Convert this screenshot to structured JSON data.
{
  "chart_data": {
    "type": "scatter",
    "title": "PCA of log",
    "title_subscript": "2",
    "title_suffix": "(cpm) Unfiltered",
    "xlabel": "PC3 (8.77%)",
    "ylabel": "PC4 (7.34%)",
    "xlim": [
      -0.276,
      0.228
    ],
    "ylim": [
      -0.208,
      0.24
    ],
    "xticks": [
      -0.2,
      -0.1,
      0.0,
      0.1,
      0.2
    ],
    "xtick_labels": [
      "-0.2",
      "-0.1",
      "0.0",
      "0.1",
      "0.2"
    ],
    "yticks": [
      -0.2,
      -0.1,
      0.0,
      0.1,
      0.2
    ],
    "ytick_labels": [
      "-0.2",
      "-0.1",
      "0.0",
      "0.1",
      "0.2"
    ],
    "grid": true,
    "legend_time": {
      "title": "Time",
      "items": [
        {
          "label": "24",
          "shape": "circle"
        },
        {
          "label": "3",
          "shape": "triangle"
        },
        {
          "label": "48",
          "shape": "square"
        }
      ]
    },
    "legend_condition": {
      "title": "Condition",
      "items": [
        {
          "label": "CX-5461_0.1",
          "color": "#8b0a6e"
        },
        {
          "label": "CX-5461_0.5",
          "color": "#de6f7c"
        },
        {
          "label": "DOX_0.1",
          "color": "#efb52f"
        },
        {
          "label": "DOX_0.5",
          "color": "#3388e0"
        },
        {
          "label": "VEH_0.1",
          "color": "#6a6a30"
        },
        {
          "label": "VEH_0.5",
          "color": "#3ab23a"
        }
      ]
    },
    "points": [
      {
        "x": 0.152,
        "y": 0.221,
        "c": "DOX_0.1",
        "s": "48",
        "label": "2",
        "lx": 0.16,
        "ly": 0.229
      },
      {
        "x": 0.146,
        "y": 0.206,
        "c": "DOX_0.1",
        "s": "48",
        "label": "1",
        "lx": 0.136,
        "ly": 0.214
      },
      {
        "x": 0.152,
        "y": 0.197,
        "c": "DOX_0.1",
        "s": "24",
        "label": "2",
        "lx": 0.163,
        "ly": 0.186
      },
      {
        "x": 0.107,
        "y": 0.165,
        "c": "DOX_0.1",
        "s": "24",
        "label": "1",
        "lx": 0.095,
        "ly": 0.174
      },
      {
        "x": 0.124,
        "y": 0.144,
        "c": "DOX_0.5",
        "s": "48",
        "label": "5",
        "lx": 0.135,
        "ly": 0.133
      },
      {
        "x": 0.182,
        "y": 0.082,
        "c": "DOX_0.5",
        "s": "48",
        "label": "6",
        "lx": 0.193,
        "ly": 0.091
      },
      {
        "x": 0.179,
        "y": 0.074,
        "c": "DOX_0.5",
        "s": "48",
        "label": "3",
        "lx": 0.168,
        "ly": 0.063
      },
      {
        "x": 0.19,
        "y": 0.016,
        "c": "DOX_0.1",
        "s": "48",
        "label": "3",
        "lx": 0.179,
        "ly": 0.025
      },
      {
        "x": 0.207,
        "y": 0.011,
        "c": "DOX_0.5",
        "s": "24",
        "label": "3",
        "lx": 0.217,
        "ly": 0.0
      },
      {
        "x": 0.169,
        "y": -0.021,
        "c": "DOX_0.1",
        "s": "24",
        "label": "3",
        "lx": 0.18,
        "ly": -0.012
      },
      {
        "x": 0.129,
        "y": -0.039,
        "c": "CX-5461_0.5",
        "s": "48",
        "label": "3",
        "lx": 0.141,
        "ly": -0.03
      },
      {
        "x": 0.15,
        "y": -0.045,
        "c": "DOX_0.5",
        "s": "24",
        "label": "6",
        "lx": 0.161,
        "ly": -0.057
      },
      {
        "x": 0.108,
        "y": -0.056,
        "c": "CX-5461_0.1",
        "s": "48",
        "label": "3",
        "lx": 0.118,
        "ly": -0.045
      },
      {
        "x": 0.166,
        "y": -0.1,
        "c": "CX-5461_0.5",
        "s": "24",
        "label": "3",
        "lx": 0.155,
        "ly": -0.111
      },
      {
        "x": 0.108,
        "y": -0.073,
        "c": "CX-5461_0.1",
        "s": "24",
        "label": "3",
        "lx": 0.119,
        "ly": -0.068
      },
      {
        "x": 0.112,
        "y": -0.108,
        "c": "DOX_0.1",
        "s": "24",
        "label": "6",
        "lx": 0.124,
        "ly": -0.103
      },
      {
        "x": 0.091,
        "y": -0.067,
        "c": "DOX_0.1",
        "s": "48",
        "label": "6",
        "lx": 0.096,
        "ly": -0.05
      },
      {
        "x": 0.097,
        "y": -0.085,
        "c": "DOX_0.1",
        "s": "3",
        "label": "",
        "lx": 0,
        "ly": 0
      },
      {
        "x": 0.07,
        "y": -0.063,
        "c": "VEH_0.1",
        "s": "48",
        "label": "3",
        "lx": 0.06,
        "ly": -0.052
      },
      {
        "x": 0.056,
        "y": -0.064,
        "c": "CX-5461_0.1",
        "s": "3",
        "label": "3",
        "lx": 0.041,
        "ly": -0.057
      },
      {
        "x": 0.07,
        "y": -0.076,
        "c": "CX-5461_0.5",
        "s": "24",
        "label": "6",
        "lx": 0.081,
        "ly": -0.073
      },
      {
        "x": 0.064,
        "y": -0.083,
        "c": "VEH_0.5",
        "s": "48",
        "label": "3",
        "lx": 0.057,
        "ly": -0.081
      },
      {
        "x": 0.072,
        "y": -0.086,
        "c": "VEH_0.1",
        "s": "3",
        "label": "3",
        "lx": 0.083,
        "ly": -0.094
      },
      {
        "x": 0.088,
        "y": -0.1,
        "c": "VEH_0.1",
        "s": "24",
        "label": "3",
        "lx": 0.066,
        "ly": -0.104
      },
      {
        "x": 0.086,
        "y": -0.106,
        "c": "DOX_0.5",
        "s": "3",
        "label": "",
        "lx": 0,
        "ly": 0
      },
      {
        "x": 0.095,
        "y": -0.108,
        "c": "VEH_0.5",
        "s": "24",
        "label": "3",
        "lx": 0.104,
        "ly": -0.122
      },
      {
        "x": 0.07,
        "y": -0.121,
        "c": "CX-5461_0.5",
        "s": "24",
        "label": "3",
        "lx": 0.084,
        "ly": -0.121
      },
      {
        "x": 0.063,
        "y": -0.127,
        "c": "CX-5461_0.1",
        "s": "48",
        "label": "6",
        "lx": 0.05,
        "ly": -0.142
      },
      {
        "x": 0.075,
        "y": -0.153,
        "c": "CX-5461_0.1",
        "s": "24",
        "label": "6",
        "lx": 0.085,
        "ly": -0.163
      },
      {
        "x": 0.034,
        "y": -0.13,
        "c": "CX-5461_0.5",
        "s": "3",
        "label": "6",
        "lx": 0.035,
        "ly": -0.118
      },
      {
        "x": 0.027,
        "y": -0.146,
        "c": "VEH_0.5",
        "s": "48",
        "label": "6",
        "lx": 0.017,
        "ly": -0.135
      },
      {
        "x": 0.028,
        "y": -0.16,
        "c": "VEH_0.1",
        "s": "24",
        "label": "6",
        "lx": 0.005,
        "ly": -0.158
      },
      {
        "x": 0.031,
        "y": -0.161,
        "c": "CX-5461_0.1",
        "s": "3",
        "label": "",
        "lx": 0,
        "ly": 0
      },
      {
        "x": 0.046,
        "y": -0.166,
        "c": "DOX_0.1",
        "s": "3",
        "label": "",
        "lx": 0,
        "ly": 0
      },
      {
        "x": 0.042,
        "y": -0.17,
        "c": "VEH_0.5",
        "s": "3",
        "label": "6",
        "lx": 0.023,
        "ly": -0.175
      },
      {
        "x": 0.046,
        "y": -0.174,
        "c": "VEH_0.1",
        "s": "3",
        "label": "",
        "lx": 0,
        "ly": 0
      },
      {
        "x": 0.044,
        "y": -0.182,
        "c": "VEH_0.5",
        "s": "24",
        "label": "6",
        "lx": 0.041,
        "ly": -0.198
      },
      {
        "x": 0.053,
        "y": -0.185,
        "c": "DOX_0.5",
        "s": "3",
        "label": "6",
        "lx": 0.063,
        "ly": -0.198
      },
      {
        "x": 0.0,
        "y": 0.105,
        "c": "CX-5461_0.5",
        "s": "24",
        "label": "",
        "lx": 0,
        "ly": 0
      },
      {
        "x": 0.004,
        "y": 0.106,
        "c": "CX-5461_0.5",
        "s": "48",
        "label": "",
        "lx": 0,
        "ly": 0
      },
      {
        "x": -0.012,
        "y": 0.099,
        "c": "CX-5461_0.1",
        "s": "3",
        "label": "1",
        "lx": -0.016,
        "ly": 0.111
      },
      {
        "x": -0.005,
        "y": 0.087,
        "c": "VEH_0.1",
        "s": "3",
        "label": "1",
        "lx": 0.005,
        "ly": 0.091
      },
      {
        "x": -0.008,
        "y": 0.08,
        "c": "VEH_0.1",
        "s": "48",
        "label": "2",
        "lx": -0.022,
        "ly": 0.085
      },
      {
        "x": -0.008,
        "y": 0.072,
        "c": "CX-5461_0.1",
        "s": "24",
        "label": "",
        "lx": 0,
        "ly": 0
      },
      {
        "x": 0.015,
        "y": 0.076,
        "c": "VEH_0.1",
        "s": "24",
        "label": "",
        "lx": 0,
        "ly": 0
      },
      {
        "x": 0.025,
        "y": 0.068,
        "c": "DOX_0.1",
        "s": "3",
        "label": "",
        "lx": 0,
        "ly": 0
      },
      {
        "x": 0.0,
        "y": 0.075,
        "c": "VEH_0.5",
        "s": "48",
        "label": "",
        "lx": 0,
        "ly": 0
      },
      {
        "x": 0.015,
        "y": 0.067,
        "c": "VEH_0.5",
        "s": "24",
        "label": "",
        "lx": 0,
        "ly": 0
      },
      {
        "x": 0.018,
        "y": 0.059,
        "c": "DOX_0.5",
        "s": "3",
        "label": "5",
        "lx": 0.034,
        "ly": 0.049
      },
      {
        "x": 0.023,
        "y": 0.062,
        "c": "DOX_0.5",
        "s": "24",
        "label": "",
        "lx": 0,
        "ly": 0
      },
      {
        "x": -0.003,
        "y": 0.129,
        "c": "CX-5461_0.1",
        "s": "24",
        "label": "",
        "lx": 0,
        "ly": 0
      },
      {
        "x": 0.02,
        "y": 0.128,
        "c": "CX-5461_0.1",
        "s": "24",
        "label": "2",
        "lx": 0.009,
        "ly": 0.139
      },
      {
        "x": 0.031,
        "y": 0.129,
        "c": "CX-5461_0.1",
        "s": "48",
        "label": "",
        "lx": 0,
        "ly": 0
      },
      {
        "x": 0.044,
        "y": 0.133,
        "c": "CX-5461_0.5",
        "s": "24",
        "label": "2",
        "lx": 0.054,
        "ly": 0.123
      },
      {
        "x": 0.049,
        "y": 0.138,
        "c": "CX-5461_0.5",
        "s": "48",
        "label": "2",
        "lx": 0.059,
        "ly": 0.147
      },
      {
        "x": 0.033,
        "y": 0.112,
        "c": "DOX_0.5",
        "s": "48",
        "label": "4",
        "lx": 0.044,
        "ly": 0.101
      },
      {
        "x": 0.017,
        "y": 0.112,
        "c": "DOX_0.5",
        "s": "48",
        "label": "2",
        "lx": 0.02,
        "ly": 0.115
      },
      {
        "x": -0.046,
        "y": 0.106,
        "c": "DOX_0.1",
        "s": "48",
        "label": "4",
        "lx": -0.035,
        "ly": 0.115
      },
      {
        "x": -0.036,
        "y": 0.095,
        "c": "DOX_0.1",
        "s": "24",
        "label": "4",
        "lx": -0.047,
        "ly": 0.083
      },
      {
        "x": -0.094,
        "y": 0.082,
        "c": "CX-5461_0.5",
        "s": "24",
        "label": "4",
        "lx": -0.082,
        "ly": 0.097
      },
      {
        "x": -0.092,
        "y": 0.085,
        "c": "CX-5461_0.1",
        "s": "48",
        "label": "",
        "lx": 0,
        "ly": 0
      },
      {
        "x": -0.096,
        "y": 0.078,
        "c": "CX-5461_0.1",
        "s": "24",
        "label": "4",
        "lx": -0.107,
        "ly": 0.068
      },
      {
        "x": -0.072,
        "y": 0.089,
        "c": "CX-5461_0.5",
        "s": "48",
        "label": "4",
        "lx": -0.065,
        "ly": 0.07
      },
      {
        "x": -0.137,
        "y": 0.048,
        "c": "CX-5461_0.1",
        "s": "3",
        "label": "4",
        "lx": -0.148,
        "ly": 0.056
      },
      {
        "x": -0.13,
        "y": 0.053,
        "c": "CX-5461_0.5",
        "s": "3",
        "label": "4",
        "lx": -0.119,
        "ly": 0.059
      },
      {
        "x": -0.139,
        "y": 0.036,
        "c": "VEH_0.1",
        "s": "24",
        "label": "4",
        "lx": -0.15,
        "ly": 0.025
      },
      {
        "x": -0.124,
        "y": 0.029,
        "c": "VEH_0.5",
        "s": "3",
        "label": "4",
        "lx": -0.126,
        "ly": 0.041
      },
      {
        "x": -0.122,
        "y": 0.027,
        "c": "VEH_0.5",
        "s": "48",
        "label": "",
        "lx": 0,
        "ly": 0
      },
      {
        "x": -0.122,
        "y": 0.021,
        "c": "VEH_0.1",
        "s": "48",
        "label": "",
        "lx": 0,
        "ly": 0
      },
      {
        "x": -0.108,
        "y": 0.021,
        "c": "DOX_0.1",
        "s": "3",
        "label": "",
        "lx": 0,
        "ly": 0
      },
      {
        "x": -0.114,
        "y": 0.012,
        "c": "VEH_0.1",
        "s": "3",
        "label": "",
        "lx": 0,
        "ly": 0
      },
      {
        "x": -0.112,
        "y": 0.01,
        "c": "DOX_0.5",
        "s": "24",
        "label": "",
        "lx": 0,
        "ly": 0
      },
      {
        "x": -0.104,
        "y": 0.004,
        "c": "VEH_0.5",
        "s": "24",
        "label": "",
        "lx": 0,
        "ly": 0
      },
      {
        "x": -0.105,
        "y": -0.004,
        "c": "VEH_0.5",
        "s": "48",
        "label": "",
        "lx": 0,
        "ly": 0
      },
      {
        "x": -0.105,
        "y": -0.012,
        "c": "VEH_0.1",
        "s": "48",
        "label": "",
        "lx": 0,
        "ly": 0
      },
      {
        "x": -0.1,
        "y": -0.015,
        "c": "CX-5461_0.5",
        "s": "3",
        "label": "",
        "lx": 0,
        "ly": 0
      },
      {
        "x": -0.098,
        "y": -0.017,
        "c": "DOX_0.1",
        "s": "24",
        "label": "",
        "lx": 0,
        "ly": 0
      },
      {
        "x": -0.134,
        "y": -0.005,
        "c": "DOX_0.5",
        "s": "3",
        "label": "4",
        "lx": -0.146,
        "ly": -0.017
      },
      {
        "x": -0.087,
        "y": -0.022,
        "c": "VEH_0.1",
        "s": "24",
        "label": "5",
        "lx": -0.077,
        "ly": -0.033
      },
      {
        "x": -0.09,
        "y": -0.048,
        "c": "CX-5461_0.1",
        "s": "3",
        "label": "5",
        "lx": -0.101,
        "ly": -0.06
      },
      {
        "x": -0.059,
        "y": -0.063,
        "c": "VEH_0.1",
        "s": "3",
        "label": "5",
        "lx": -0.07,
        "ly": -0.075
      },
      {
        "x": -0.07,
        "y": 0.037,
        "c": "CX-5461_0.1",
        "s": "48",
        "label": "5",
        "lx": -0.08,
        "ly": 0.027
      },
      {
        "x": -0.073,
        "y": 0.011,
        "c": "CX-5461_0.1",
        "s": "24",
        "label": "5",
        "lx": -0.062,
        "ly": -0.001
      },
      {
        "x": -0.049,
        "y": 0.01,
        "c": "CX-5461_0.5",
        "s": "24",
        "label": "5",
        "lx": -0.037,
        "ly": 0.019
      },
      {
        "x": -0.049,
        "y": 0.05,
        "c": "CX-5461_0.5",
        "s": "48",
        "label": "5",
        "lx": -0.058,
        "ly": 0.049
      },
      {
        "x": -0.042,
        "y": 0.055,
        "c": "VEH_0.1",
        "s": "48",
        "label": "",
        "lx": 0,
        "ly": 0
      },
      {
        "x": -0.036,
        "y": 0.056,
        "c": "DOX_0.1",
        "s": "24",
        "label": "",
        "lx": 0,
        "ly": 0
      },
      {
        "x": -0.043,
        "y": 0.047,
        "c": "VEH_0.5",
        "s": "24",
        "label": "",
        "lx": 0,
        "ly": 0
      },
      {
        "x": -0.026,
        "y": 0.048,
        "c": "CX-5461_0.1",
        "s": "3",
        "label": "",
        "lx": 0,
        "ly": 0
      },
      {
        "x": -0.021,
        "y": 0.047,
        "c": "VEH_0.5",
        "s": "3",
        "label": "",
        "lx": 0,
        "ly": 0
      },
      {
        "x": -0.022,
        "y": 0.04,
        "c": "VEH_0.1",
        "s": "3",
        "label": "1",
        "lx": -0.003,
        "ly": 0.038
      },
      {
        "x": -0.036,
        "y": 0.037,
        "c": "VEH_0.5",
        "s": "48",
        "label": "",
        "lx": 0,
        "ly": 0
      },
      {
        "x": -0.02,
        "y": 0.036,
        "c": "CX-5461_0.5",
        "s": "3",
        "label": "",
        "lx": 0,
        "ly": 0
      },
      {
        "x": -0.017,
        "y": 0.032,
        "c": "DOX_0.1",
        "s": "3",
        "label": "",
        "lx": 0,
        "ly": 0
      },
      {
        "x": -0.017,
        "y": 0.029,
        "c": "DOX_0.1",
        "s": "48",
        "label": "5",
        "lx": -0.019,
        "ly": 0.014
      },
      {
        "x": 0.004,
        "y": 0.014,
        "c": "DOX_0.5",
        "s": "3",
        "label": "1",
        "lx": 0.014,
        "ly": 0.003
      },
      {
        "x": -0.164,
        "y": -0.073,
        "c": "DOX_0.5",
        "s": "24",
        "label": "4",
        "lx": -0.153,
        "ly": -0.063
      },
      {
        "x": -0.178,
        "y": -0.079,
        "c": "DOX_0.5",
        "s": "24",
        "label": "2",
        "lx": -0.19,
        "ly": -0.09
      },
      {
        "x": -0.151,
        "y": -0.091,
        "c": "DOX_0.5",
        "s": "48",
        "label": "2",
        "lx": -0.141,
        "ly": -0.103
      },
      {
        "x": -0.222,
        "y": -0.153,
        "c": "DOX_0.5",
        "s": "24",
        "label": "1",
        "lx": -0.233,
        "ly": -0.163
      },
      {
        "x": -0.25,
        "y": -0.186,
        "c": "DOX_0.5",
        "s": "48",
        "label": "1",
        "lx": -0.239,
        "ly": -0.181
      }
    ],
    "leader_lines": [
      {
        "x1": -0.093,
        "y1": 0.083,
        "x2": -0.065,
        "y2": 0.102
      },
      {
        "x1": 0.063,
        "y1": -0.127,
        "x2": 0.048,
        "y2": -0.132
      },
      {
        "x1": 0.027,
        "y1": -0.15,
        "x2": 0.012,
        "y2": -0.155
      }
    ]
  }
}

## Stated task
Answer only with how many lines in the records include "color".

## The reply
6